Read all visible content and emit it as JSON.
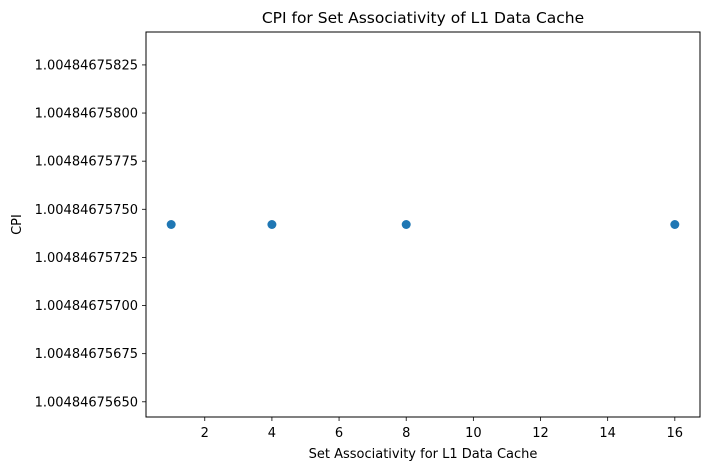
{
  "chart_data": {
    "type": "scatter",
    "title": "CPI for Set Associativity of L1 Data Cache",
    "xlabel": "Set Associativity for L1 Data Cache",
    "ylabel": "CPI",
    "x": [
      1,
      4,
      8,
      16
    ],
    "y": [
      1.004846757421,
      1.004846757421,
      1.004846757421,
      1.004846757421
    ],
    "xlim": [
      0.25,
      16.75
    ],
    "ylim": [
      1.004846756421,
      1.004846758421
    ],
    "xticks": [
      2,
      4,
      6,
      8,
      10,
      12,
      14,
      16
    ],
    "xtick_labels": [
      "2",
      "4",
      "6",
      "8",
      "10",
      "12",
      "14",
      "16"
    ],
    "yticks": [
      1.0048467565,
      1.00484675675,
      1.004846757,
      1.00484675725,
      1.0048467575,
      1.00484675775,
      1.004846758,
      1.00484675825
    ],
    "ytick_labels": [
      "1.00484675650",
      "1.00484675675",
      "1.00484675700",
      "1.00484675725",
      "1.00484675750",
      "1.00484675775",
      "1.00484675800",
      "1.00484675825"
    ],
    "grid": false,
    "marker_color": "#1f77b4"
  }
}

————

Request »
Repeat each entry exactly as given; no pictures belong in the copy.

The result »
Read all visible content and emit it as JSON.
{
  "chart_data": {
    "type": "scatter",
    "title": "CPI for Set Associativity of L1 Data Cache",
    "xlabel": "Set Associativity for L1 Data Cache",
    "ylabel": "CPI",
    "x": [
      1,
      4,
      8,
      16
    ],
    "y": [
      1.004846757421,
      1.004846757421,
      1.004846757421,
      1.004846757421
    ],
    "xlim": [
      0.25,
      16.75
    ],
    "ylim": [
      1.004846756421,
      1.004846758421
    ],
    "xticks": [
      2,
      4,
      6,
      8,
      10,
      12,
      14,
      16
    ],
    "xtick_labels": [
      "2",
      "4",
      "6",
      "8",
      "10",
      "12",
      "14",
      "16"
    ],
    "yticks": [
      1.0048467565,
      1.00484675675,
      1.004846757,
      1.00484675725,
      1.0048467575,
      1.00484675775,
      1.004846758,
      1.00484675825
    ],
    "ytick_labels": [
      "1.00484675650",
      "1.00484675675",
      "1.00484675700",
      "1.00484675725",
      "1.00484675750",
      "1.00484675775",
      "1.00484675800",
      "1.00484675825"
    ],
    "grid": false,
    "marker_color": "#1f77b4"
  }
}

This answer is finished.